• [The task]: Reproduce word for word the part of the quantum computing talk below that runs from "Okay, that's more" up to and including "How many gigaflops.".

So this is from a very good popular book that happened in that first quantum computing
bubble
and it talks about the subject in a way that I think introduces how I want to
describe
the technology and it has to do with what happens when humans start to harness
new
physical resources. So think about agriculture or the harnessing of fire or the development of
the printing press. These kinds of things are, you can call them enabling technologies or what they really are is
humans finding out ways to harness nature that they never did before that influences everything. It
completely transforms human civilization. It's not just a matter of opening of a
new
market. It's the humanity passes a divide. And they are not the same before as they were after
and
these things don't happen often but there are historical precedents and it's my view that this particular
technology
is one of those dividing lines sort of like when of the Trinity explosion went off in
New Mexico. The world is not the same before and after that event and these computers for
reasons
that are much more subtle then nuclear bombs going to have the same kind of impact
our lifetimes and hopefully much shorter than that. So, Are there any physicists in the audience?

Okay, that's more than I
thought. So I hope I don't offend you with the low level or the high-level of description I'm
going to use.
But the intent here is to provide you with my view of the difference between a
conventional
computer and one of these machines. And often we metric performance of
machines
by numbers that have become familiar to us in the last 40 years. How many gigaflops.
How many gigs of ram. These kinds of things.
So the analogy that I want to use is think about a
computation


in
the abstract, say adding two numbers as the completion of a painting.

And
imagine that in all of the computers that have ever been built in the history of the world

the painters only have access to two colors, black and white and as computers get better and
better
and better you can think of the skill of the artist as growing. So when I'm, if my job is to
say for example
paint the sun, you can imagine am abacus being like a five year old slashing around a piece of paper
with black and white. And a supercomputer being Picasso trying to represent the sun in the
abstract in black and white.
So computers are limited in that they don't have access to all of nature's
resources when they're trying to perform
a computation. Now these machines are not limited in that way. They get
access
to new physical resources that are available at the level of the very small and very cold that'll allow you
to do
things beyond the scope of what conventional computers can do. I like the painting analogy because
this, the example of the sun lends itself to a very clear graphical depiction of why in the short
term quantum
computers can be useful even if they're not very sophisticated. So in the middle is a
picture
is a photograph of the actual sun. On the left is a an abstract version of a black-and-white
done
by very famous artists of the sun and on the right is painting by my thirteen month old baby boy
who is using markers. Now the point I want to make is that there is an element of the picture on the right that
captures something about that thing in the middle that you can never get if you're painting
in black-and-white even if you don't have a lot of sophistication in the way that the machine is built, you have access to something new
This new color that is giving you some indication of the way that the computation actually works.

• [Recorded data]:
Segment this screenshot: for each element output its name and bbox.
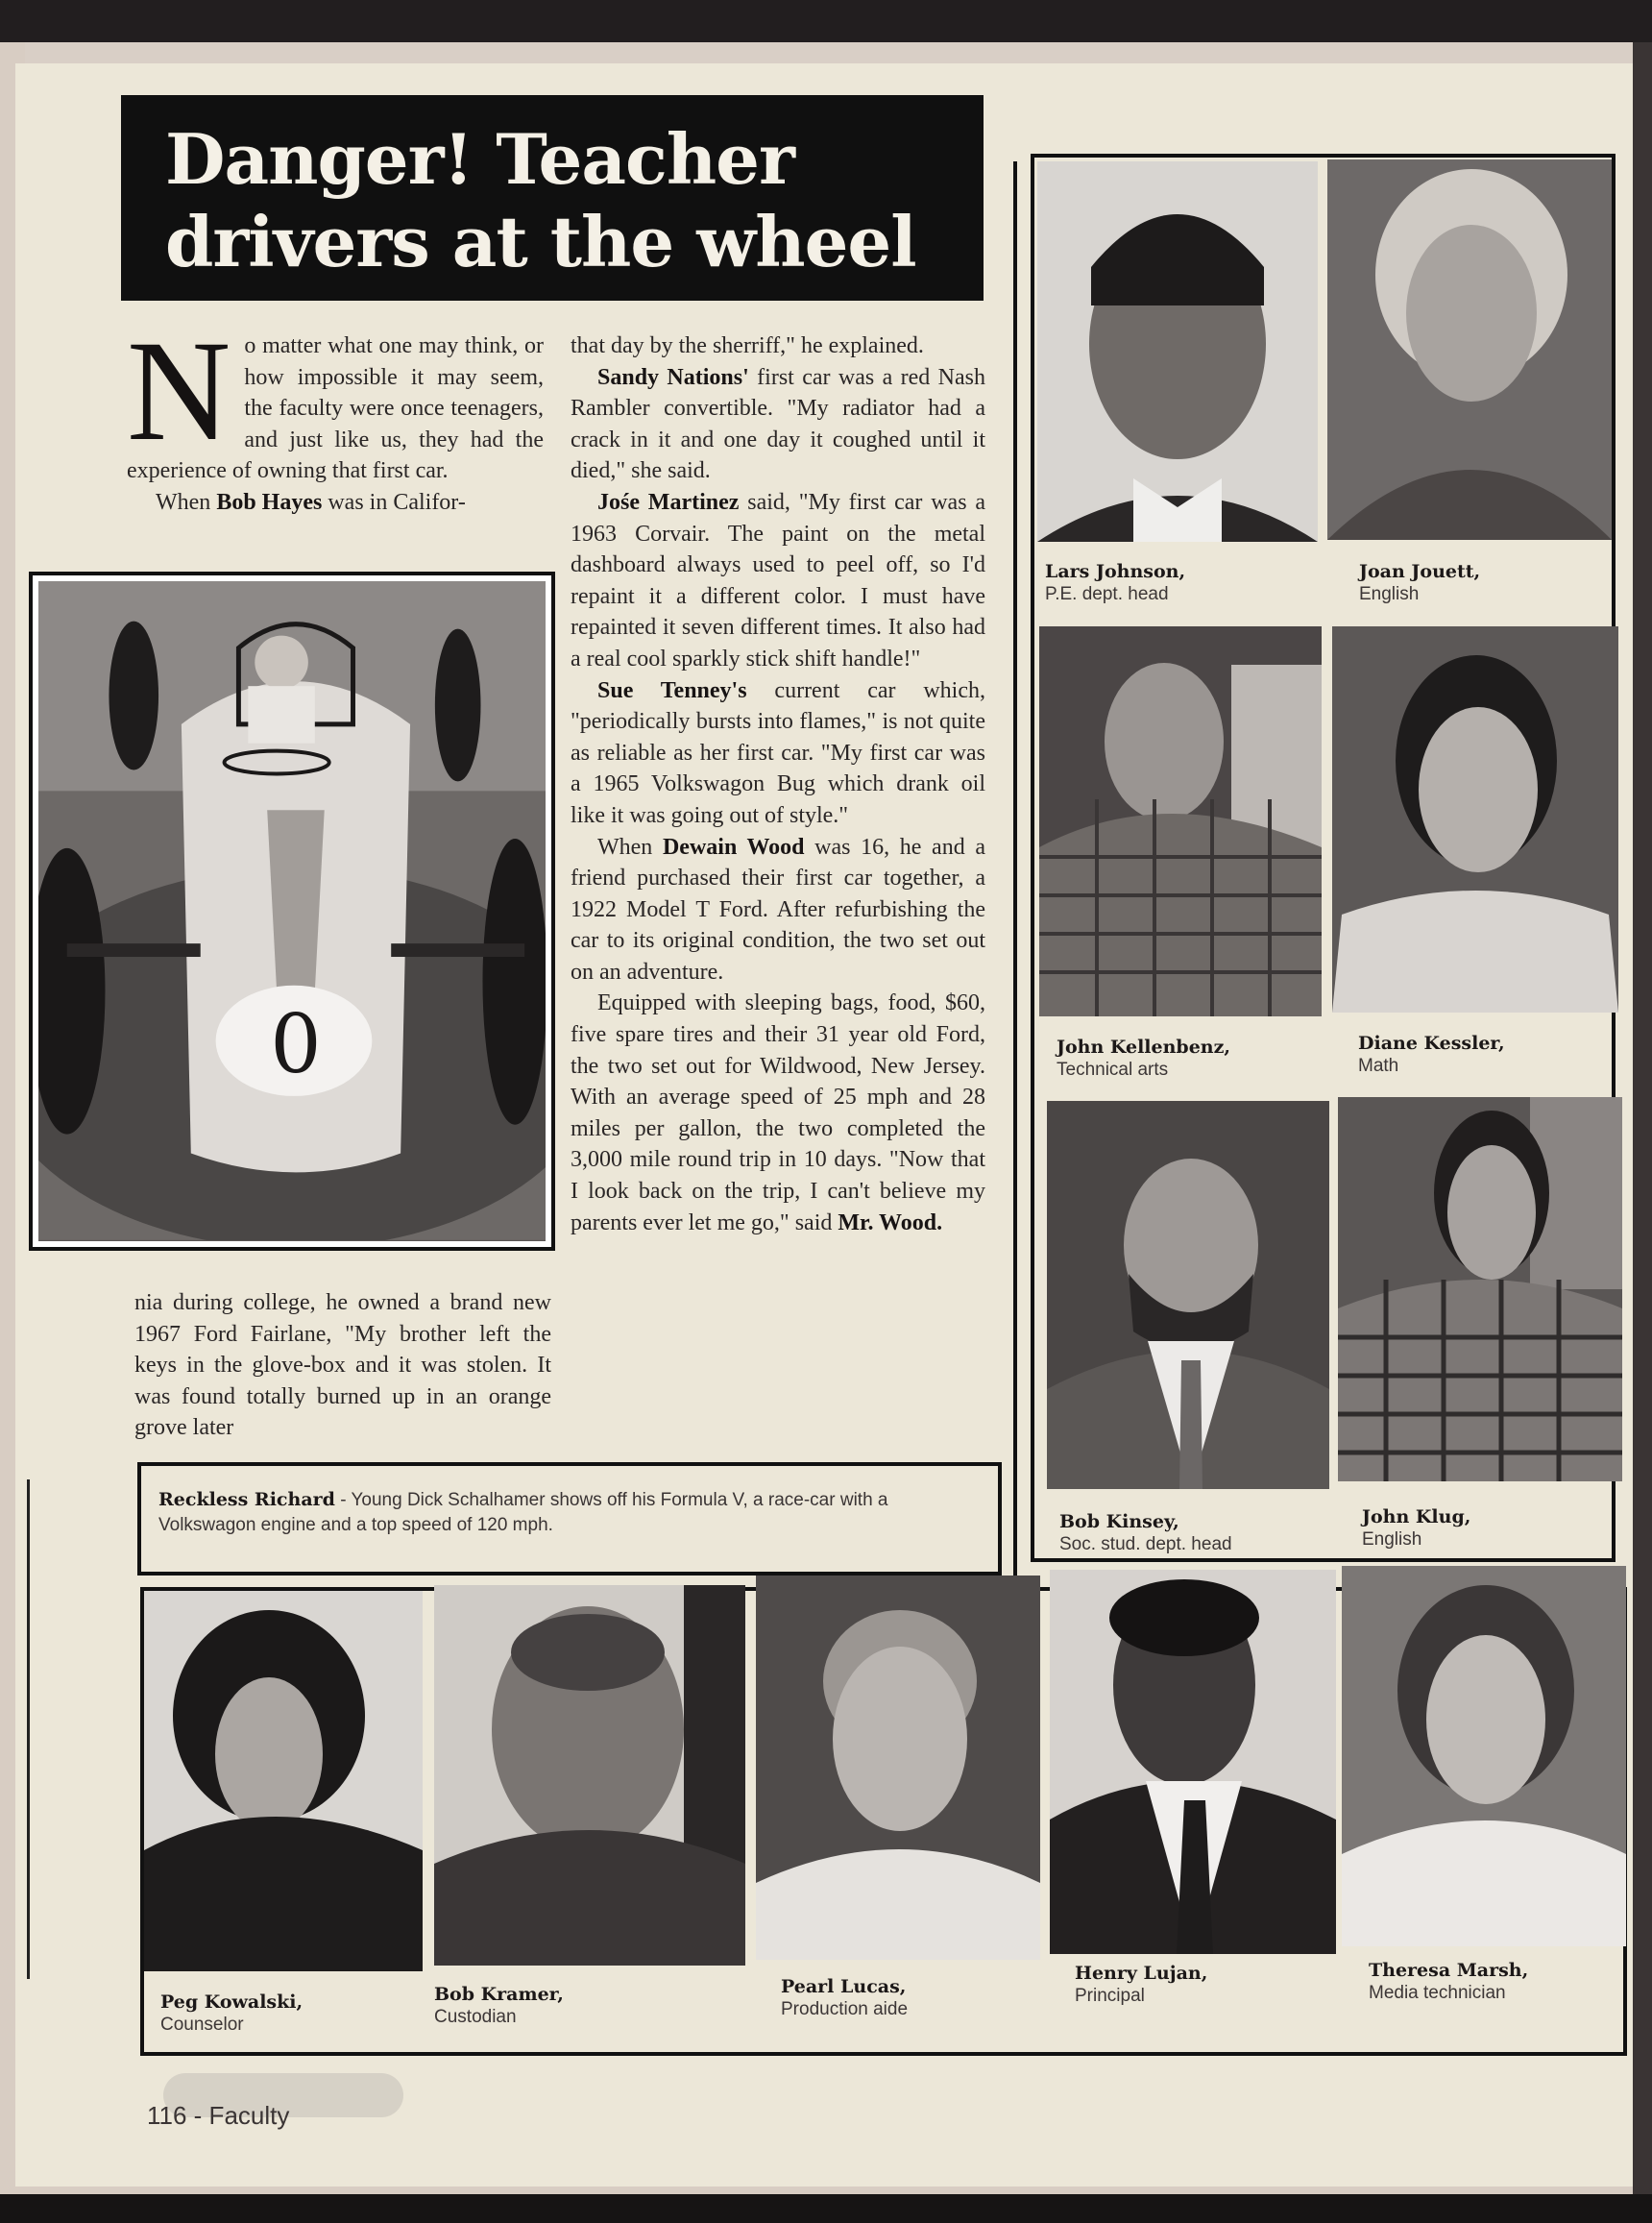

• [Output of the task]:
Okay, that's more than I
thought. So I hope I don't offend you with the low level or the high-level of description I'm
going to use.
But the intent here is to provide you with my view of the difference between a
conventional
computer and one of these machines. And often we metric performance of
machines
by numbers that have become familiar to us in the last 40 years. How many gigaflops.